Renzi, "Il Centro" et les élections européennes de juin 2024

L'ancien Premier ministre Matteo Renzi, actuellement sénateur de la Campanie et membre du groupe parlementaire "Terzo Polo", se dirige définitivement vers les institutions européennes. Cela l'a amené à officialiser sa candidature en vue des élections au Parlement européen qui auront lieu en juin 2024, où des postes aussi importants que la Commission européenne (président, vice-présidents et jusqu'à 27 commissions différentes), le Conseil européen, la composition du Parlement européen et même la personne chargée de la direction de la politique étrangère et de défense doivent être renouvelés. Seule la présidence de la Banque centrale européenne (BCE), confiée à la Française Christine Lagarde depuis octobre 2019 et dont le mandat court jusqu'en 2027, ne sera pas renouvelée.
Matteo Renzi, qui a eu 48 ans le 11 janvier, a été un temps l'"enfant prodige" de la politique transalpine. En février 2014, il a reçu du président de la République de l'époque, Napolitano, l'"incarico" de former un gouvernement au cours d'une législature qui avait commencé en mars 2013 et s'achèverait en décembre 2017. Jusqu'alors, Renzi, démocrate-chrétien de formation, mais secrétaire général du principal parti de centre-gauche (le Parti démocrate, PD), avait été le membre le plus en vue du conseil municipal de sa ville natale, Florence, dont il était devenu maire en 2009, bien qu'il ait grandi à la périphérie de la ville (dans la petite localité de Rignano sull'Arno).
Mais, après s'être imposé lors des primaires du PD organisées en décembre 2013 (il a obtenu 70 % des voix), et compte tenu de la faible activité du premier exécutif de la législature (le gouvernement Letta, avril 2013-février 2014), il est parvenu à gagner la confiance du chef de l'État pour former un gouvernement qui, à la surprise générale, a duré pas moins de 1 020 jours, un chiffre seulement dépassé par les 2e et 4e gouvernements Berlusconi et par le 1er gouvernement Craxi. Une période au cours de laquelle il est parvenu à contrôler les finances publiques, à retrouver le chemin de la croissance et à mettre définitivement un terme aux problèmes de la dette souveraine. Cependant, la mesure "phare" de son gouvernement, qui n'était autre que la réforme constitutionnelle, et avec laquelle il entendait mettre fin au "bicamérisme parfait" (deux chambres à capacité législative égale) en transformant le Sénat en une "Chambre des régions" (qui, en outre, passerait de 315 membres à l'époque à seulement 100) a constitué sa fin en tant que "Premier ministre".

**CONSIGNE**:
D'après le texte sur Matteo Renzi, quels gouvernements ont duré plus longtemps que son gouvernement de 1 020 jours ?

**EXTRAIT DES ENTRÉES**:

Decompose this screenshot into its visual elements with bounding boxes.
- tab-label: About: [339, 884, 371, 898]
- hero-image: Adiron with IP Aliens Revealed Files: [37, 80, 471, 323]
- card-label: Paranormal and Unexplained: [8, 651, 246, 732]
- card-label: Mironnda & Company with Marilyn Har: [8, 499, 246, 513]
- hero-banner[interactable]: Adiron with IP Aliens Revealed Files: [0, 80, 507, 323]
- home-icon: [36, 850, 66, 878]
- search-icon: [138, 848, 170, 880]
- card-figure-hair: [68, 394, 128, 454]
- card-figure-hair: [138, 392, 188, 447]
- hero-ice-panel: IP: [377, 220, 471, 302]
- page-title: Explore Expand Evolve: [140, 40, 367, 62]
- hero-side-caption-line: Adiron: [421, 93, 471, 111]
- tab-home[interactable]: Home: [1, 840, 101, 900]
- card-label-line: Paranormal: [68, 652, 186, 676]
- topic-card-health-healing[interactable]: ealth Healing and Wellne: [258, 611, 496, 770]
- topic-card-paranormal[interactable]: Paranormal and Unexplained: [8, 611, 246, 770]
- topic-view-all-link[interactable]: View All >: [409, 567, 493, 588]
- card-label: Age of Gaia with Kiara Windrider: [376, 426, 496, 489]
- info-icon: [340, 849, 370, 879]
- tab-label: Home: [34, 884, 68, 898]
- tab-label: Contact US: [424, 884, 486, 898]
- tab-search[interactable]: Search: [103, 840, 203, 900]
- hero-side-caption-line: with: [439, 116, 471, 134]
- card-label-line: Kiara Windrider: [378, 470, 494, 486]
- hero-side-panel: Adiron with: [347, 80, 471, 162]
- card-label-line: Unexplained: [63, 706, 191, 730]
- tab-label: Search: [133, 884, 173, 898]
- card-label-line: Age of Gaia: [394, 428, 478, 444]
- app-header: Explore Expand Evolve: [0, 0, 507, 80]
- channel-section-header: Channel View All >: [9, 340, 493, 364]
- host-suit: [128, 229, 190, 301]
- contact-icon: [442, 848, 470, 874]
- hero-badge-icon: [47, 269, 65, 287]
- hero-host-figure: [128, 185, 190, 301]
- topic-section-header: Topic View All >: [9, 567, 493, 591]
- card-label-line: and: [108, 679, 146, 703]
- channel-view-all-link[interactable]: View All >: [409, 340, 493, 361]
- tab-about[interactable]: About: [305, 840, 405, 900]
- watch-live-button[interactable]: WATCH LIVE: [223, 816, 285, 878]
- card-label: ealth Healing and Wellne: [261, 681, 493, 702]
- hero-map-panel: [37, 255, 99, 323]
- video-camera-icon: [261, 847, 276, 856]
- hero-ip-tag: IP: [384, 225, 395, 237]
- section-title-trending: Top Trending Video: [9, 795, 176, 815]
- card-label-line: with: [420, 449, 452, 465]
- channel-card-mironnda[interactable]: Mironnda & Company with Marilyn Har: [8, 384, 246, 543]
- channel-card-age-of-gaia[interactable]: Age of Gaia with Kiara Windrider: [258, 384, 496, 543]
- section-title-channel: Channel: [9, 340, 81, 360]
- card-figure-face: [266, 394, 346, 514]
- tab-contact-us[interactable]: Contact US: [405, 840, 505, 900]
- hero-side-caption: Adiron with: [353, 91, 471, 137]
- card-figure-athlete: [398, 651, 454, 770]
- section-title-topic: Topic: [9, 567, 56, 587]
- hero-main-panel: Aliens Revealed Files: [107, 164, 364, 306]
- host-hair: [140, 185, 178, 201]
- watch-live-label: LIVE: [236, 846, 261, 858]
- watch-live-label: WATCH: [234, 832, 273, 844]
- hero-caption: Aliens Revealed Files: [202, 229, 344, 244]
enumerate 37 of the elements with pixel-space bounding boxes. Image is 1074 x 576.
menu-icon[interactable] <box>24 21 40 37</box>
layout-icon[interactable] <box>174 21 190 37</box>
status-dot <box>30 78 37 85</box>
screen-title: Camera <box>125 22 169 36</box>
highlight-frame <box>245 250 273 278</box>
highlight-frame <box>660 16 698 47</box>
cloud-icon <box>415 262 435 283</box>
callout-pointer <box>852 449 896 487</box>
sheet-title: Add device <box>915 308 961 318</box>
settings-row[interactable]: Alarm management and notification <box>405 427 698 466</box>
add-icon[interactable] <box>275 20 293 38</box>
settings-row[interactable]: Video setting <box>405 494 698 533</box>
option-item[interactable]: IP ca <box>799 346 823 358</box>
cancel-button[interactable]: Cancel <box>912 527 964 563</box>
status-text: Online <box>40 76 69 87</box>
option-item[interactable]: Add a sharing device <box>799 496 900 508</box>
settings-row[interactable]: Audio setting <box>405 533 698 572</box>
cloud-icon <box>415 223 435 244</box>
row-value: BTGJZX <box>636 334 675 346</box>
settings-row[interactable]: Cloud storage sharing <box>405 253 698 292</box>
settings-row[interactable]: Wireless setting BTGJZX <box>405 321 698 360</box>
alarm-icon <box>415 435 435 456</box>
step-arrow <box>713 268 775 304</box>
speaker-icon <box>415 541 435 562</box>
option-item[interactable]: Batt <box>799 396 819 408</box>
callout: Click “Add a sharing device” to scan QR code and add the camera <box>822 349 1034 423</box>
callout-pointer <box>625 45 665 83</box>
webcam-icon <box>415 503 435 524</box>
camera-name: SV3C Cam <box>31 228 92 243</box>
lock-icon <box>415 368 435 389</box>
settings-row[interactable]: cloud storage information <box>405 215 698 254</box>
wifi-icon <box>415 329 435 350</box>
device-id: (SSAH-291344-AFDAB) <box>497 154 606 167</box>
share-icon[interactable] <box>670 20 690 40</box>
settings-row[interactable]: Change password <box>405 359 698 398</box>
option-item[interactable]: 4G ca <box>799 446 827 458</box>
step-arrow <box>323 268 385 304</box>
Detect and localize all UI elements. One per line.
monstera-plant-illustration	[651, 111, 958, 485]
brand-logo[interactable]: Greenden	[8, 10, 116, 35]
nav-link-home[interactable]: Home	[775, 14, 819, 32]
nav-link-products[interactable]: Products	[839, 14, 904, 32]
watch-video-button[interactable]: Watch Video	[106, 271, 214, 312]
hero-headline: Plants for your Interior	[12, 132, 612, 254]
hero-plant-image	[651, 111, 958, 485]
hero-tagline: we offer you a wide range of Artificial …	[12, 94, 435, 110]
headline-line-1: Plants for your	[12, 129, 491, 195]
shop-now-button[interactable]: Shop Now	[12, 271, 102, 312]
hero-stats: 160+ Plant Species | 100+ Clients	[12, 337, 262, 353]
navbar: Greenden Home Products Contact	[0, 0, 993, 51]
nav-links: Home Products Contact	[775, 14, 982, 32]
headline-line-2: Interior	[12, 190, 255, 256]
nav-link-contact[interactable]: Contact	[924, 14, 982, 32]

**RÉPONSE ATTENDUE**:
- le 2e gouvernement Berlusconi
- le 4e gouvernement Berlusconi
- le 1er gouvernement Craxi